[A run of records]
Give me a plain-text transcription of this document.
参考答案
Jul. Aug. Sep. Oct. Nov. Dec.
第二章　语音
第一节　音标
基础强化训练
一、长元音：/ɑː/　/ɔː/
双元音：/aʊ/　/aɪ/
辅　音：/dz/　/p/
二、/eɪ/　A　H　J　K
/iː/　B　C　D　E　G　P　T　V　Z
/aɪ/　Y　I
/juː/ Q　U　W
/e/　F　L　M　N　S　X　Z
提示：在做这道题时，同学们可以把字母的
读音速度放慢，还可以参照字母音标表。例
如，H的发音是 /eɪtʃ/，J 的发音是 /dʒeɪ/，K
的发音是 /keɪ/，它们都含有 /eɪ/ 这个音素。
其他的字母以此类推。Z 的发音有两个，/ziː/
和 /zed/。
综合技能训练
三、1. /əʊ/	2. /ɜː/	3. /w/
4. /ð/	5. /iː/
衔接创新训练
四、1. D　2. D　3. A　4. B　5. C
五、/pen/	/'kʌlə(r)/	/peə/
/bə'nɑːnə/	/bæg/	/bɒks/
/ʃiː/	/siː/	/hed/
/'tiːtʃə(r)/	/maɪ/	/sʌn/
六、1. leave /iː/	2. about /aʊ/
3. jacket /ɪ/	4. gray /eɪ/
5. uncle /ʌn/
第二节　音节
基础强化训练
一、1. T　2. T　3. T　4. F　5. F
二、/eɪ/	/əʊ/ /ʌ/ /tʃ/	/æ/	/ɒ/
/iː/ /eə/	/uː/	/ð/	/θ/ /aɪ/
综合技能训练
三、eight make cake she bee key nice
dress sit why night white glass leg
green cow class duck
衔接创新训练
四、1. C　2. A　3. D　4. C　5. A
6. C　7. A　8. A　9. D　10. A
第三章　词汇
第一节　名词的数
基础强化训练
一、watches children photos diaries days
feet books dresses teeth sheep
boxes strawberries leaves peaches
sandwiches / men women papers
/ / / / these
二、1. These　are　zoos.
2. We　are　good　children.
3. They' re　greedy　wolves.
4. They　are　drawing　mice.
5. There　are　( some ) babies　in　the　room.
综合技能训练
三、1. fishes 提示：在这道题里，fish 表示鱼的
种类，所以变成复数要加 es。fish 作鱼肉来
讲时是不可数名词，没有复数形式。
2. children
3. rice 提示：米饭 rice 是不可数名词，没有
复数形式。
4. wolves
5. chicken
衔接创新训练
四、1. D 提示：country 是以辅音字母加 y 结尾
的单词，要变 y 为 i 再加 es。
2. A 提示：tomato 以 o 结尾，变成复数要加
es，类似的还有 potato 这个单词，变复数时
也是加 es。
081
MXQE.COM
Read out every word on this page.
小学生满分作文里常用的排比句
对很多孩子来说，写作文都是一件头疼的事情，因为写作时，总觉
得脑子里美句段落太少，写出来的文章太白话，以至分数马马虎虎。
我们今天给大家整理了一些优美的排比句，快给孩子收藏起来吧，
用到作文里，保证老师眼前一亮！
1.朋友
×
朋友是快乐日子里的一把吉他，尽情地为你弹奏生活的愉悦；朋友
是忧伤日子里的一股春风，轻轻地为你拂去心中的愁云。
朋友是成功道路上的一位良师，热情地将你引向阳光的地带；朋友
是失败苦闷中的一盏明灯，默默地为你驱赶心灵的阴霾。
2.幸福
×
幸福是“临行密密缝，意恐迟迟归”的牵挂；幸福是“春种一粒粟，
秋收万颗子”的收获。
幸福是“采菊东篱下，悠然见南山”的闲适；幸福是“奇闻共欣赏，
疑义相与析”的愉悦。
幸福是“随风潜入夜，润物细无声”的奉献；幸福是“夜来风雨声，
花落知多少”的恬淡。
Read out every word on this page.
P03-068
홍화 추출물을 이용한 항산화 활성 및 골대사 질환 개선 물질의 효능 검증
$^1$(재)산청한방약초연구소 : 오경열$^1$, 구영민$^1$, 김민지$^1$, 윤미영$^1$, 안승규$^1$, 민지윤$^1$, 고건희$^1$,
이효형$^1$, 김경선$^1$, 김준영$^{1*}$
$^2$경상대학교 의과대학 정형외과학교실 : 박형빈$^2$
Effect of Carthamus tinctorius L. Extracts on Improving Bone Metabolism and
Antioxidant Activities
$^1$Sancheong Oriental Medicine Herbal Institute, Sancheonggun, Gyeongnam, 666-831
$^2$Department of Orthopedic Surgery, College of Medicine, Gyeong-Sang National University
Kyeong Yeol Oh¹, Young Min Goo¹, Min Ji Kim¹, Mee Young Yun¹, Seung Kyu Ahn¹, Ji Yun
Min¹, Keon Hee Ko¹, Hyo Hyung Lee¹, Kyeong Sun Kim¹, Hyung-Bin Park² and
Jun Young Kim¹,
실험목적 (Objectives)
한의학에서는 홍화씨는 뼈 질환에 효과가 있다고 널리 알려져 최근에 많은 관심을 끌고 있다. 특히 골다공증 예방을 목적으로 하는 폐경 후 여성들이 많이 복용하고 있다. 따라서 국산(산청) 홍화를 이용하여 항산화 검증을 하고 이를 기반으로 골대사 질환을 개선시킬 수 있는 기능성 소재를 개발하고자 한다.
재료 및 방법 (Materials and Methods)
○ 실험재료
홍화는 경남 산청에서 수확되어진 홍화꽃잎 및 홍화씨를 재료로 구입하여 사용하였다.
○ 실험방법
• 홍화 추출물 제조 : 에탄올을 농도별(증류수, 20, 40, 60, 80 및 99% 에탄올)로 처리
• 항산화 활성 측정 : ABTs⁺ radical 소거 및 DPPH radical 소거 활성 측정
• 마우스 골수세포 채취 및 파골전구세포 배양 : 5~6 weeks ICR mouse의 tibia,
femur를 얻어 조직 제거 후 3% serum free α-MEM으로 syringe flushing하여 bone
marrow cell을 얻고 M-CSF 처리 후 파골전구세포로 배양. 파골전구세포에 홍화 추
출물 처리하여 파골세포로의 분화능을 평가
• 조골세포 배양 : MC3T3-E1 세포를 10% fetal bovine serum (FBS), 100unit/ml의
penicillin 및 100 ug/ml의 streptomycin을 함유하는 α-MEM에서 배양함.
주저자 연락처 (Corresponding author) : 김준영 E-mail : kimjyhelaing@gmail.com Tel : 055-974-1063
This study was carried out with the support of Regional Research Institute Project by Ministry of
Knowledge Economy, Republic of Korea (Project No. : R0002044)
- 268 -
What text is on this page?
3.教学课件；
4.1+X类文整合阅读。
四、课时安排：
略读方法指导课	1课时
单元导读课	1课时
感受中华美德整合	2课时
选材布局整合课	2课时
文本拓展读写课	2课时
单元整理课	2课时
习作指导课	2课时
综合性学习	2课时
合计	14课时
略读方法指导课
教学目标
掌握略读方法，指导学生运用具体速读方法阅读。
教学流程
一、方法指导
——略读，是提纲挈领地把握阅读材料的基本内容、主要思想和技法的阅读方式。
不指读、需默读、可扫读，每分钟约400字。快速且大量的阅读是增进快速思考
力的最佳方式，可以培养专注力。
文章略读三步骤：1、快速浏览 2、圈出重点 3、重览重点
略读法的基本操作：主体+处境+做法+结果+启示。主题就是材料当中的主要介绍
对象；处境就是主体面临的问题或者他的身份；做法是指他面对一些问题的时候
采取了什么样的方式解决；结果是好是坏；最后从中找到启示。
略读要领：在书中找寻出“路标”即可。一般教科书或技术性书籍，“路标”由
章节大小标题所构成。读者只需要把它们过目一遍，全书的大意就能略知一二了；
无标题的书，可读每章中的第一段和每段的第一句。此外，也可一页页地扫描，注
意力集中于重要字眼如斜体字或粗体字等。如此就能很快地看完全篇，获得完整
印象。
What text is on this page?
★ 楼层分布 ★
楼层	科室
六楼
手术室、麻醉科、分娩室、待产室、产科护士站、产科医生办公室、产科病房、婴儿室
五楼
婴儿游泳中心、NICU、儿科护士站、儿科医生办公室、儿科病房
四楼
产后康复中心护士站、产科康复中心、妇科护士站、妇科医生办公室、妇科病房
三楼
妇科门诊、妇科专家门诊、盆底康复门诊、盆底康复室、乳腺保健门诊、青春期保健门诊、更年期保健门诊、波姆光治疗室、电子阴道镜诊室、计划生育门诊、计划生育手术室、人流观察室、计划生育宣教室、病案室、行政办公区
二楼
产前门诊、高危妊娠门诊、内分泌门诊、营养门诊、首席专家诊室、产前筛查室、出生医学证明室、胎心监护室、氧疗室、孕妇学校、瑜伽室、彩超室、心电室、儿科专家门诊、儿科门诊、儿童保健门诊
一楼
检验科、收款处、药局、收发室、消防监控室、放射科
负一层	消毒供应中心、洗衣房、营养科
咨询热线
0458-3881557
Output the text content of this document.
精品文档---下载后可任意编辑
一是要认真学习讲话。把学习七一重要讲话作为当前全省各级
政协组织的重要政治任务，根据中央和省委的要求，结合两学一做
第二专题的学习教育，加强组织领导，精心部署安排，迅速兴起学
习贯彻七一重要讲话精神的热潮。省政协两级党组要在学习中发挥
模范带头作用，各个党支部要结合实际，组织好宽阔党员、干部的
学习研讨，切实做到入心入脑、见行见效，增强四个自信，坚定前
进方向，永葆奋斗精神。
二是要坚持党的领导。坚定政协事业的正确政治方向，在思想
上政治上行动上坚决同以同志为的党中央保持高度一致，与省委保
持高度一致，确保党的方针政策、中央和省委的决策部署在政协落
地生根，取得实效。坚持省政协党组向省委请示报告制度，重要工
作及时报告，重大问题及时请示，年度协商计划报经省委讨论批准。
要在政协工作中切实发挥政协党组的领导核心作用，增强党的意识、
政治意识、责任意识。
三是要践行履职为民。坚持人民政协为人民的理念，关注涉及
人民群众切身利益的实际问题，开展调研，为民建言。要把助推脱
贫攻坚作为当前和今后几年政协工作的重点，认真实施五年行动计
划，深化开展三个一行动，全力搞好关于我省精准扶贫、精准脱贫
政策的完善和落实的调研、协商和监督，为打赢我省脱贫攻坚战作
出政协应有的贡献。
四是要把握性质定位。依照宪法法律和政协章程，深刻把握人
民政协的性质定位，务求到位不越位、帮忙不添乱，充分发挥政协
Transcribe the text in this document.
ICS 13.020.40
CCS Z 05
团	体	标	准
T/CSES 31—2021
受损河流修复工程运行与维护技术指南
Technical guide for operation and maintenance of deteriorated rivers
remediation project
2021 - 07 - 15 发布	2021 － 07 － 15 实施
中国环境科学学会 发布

_TASK DESCRIPTION_
From the data above, copy out every line with the string "They" in it.

_REPLY_
3. They' re　greedy　wolves.
4. They　are　drawing　mice.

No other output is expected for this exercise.